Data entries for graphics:
= = = = =
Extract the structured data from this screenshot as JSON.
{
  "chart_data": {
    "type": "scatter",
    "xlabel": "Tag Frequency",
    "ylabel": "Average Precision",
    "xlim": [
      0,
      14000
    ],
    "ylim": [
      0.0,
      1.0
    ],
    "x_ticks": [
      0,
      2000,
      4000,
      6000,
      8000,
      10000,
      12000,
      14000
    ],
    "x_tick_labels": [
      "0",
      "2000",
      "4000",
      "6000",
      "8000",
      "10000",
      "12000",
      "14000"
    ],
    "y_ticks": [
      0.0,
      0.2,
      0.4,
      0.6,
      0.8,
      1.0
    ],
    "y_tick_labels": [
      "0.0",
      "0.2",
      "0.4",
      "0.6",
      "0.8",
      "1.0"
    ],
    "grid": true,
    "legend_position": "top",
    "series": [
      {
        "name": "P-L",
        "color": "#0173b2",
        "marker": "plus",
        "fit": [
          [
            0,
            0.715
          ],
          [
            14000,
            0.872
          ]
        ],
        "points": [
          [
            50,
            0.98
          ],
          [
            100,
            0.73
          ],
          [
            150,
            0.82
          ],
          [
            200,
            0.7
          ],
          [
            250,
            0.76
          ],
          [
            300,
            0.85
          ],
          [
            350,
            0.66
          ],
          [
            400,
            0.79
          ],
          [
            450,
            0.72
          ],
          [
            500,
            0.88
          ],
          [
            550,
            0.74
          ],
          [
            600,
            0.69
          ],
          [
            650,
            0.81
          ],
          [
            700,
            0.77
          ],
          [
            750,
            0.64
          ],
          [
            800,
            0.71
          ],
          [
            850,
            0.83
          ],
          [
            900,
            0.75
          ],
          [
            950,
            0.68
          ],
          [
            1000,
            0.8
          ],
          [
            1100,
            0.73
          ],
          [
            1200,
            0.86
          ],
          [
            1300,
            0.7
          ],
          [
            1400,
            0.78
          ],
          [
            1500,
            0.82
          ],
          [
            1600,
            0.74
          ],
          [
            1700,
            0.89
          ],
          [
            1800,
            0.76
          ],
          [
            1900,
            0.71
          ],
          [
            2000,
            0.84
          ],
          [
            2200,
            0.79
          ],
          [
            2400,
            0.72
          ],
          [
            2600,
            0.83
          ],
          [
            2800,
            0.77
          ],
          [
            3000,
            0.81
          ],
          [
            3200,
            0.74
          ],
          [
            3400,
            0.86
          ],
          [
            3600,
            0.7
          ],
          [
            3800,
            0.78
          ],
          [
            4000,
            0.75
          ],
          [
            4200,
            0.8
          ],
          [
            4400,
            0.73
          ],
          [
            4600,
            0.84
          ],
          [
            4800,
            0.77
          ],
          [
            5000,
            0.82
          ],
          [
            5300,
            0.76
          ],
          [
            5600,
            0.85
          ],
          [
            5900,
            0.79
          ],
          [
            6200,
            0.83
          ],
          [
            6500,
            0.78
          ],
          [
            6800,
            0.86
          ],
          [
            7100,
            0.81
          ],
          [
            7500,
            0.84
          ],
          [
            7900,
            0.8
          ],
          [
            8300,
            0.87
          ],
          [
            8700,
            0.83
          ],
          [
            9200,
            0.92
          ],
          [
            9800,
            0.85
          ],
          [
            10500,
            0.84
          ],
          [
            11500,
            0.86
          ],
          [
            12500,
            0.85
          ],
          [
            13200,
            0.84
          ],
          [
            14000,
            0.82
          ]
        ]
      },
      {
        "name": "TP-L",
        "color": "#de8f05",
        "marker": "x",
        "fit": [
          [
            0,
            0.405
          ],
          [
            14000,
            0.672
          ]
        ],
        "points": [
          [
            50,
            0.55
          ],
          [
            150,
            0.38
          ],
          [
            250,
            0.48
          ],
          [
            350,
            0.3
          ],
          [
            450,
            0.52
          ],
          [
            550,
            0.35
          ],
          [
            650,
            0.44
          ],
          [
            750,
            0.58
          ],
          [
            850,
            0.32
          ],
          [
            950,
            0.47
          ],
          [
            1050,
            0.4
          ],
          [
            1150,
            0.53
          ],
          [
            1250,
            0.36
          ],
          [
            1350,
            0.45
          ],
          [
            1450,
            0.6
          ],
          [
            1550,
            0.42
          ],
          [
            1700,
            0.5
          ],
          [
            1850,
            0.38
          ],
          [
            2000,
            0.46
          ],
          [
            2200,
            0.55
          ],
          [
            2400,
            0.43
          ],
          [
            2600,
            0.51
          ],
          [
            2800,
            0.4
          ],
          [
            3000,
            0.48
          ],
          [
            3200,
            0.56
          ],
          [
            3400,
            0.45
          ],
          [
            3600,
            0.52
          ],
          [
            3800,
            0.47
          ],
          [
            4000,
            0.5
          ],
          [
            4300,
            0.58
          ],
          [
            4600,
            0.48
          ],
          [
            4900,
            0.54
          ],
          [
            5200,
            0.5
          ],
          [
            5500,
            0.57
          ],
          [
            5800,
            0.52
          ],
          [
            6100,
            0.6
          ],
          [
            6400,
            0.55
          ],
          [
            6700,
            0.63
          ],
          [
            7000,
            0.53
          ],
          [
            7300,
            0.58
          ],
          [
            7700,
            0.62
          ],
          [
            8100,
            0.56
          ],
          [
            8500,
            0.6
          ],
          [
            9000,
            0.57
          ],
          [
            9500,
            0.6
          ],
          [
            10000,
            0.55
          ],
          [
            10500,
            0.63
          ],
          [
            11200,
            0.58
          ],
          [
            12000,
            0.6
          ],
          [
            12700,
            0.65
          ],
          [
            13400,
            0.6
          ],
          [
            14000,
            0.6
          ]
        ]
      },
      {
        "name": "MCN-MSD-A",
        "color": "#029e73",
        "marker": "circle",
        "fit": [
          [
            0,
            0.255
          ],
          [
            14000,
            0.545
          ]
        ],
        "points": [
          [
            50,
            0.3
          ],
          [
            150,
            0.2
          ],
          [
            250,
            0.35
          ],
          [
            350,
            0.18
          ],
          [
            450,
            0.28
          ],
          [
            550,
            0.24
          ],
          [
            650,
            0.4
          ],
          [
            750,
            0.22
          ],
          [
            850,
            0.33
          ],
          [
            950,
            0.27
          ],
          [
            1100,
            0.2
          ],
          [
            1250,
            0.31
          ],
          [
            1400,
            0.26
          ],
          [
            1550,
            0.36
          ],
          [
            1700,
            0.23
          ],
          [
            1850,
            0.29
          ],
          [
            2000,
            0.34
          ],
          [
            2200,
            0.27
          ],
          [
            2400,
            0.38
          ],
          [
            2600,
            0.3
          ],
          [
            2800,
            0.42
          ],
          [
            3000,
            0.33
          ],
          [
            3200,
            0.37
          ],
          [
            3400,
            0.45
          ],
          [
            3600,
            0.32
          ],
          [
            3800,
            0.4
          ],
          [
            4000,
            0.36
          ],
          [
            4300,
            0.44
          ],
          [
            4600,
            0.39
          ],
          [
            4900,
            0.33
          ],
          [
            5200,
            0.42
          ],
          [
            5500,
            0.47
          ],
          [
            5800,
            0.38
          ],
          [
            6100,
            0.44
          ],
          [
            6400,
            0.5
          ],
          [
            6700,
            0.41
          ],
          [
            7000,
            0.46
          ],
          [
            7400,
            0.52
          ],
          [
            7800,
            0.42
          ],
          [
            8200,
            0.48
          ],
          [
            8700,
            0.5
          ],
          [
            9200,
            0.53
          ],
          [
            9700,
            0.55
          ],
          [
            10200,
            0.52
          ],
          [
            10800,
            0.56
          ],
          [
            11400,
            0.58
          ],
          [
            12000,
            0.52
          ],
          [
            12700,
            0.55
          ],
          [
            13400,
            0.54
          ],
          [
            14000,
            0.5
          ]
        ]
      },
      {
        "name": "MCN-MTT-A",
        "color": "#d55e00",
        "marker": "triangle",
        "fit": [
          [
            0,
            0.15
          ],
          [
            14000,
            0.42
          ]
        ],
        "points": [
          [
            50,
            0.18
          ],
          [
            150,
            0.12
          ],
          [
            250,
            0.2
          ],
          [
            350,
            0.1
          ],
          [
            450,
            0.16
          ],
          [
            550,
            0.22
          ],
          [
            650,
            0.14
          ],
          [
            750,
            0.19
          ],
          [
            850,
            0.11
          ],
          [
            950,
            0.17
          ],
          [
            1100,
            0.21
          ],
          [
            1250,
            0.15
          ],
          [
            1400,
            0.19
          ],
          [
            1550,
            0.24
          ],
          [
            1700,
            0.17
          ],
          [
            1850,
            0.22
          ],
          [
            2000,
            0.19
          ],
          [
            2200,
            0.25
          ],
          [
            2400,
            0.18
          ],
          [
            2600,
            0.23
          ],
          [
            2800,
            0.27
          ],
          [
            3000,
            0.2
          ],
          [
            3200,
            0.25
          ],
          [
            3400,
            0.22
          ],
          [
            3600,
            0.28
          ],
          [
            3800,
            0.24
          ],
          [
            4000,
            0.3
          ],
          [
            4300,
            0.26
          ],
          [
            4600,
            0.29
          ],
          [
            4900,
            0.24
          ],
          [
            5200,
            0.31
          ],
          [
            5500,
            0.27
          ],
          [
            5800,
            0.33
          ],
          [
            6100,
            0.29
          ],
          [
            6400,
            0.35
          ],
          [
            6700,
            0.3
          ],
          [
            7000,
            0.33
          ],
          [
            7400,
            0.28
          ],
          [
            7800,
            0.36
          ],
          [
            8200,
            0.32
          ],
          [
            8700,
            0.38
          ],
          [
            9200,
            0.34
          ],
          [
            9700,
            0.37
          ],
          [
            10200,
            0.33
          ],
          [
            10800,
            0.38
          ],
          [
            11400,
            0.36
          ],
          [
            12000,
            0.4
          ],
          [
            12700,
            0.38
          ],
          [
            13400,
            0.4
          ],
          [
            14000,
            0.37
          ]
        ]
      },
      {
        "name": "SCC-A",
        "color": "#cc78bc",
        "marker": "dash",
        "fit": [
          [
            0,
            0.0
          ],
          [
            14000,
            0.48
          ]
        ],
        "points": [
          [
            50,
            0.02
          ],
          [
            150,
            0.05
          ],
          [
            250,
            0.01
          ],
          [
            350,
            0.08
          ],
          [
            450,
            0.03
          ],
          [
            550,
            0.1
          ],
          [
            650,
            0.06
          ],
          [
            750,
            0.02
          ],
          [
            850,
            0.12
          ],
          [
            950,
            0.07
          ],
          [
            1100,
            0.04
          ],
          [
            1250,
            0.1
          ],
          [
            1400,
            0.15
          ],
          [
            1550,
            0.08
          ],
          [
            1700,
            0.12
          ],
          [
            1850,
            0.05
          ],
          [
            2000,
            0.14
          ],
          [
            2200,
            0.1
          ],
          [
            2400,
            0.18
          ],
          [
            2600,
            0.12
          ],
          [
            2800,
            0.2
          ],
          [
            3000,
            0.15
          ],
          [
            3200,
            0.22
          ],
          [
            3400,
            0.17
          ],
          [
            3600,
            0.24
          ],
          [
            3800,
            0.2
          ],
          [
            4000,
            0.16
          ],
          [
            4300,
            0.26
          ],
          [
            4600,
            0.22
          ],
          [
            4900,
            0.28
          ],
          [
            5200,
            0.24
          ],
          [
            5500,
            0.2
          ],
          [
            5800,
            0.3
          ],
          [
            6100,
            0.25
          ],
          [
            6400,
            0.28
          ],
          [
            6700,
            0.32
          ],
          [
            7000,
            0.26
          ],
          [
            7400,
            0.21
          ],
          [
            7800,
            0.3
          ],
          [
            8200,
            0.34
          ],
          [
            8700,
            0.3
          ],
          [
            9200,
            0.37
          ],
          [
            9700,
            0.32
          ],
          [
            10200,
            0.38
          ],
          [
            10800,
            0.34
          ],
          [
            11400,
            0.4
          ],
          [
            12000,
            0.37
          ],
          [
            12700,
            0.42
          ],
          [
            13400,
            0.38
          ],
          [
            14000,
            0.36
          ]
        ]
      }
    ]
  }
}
= = = = =
» **DIRECTIONS FOR THIS TASK**
Take every line from the records above that has the word "color" and copy it.

» **TASK ANSWER**
        "color": "#0173b2",
        "color": "#de8f05",
        "color": "#029e73",
        "color": "#d55e00",
        "color": "#cc78bc",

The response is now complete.